TASK DETAILS. List each line in which the string "JetBrains" appears.

*** WORKING DATA ***

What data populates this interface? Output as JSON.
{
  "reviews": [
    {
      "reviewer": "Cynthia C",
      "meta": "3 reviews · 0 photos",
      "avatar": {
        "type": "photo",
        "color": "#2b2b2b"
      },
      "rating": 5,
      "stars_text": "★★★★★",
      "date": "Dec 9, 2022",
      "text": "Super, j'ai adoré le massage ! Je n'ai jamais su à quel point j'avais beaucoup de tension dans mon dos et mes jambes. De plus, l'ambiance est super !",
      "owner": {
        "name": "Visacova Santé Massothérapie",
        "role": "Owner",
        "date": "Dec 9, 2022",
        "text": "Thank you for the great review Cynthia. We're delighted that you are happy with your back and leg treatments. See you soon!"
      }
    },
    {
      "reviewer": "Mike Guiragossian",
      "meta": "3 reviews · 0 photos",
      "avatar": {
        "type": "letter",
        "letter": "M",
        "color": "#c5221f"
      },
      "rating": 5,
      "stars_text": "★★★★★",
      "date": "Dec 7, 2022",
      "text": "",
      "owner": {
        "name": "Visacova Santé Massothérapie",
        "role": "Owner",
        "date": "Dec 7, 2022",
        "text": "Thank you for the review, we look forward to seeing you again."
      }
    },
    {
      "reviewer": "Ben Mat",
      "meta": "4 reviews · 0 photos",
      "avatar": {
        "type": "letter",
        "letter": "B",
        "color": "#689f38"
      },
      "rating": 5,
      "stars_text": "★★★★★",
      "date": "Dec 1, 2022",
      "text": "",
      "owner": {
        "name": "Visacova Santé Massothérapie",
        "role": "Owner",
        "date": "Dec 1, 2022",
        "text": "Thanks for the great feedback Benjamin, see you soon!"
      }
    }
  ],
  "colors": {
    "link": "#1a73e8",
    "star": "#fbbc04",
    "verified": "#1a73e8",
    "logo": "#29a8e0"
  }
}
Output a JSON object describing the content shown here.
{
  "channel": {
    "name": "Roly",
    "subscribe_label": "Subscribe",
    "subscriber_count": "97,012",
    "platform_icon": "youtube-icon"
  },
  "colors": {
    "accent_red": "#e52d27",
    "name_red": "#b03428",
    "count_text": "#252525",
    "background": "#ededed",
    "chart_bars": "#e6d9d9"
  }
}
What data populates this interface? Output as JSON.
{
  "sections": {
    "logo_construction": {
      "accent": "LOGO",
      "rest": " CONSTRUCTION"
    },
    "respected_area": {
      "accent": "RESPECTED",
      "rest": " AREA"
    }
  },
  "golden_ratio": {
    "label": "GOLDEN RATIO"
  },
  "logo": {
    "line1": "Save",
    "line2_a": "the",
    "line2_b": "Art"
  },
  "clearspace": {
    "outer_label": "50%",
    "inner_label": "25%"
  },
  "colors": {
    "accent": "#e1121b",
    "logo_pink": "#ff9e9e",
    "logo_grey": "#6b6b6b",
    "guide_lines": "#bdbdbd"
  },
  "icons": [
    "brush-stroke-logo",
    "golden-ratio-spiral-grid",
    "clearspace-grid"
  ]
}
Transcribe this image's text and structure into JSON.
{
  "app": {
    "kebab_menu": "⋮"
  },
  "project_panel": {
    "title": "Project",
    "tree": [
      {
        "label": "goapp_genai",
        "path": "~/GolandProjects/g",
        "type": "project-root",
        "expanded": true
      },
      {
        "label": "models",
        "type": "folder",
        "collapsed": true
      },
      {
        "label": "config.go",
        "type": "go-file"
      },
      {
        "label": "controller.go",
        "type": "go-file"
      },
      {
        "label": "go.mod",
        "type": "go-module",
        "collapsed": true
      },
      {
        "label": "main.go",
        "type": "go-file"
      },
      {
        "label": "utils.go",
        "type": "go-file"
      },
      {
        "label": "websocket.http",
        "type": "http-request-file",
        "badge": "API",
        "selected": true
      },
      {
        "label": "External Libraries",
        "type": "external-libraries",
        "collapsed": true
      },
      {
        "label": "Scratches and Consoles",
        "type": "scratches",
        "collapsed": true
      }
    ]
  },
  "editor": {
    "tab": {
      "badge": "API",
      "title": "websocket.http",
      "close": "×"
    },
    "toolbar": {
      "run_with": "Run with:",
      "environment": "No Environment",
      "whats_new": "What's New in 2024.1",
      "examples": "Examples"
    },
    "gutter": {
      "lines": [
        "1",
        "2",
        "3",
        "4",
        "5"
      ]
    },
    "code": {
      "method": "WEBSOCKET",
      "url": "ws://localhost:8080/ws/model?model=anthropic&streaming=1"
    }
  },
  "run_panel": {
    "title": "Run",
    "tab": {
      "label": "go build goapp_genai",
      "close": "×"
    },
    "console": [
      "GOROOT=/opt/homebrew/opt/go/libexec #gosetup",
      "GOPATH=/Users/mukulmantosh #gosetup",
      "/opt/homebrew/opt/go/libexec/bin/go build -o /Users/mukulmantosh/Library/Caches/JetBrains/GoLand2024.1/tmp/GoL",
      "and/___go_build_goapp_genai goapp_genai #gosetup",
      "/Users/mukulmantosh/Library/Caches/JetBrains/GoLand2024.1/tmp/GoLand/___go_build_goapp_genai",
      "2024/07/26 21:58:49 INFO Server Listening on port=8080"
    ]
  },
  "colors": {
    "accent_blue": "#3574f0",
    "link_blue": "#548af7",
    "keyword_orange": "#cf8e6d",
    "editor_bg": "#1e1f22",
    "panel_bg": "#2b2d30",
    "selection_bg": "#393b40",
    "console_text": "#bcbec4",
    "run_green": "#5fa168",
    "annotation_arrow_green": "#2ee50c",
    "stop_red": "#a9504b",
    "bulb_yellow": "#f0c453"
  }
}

***

REPLY.
      "/opt/homebrew/opt/go/libexec/bin/go build -o /Users/mukulmantosh/Library/Caches/JetBrains/GoLand2024.1/tmp/GoL",
      "/Users/mukulmantosh/Library/Caches/JetBrains/GoLand2024.1/tmp/GoLand/___go_build_goapp_genai",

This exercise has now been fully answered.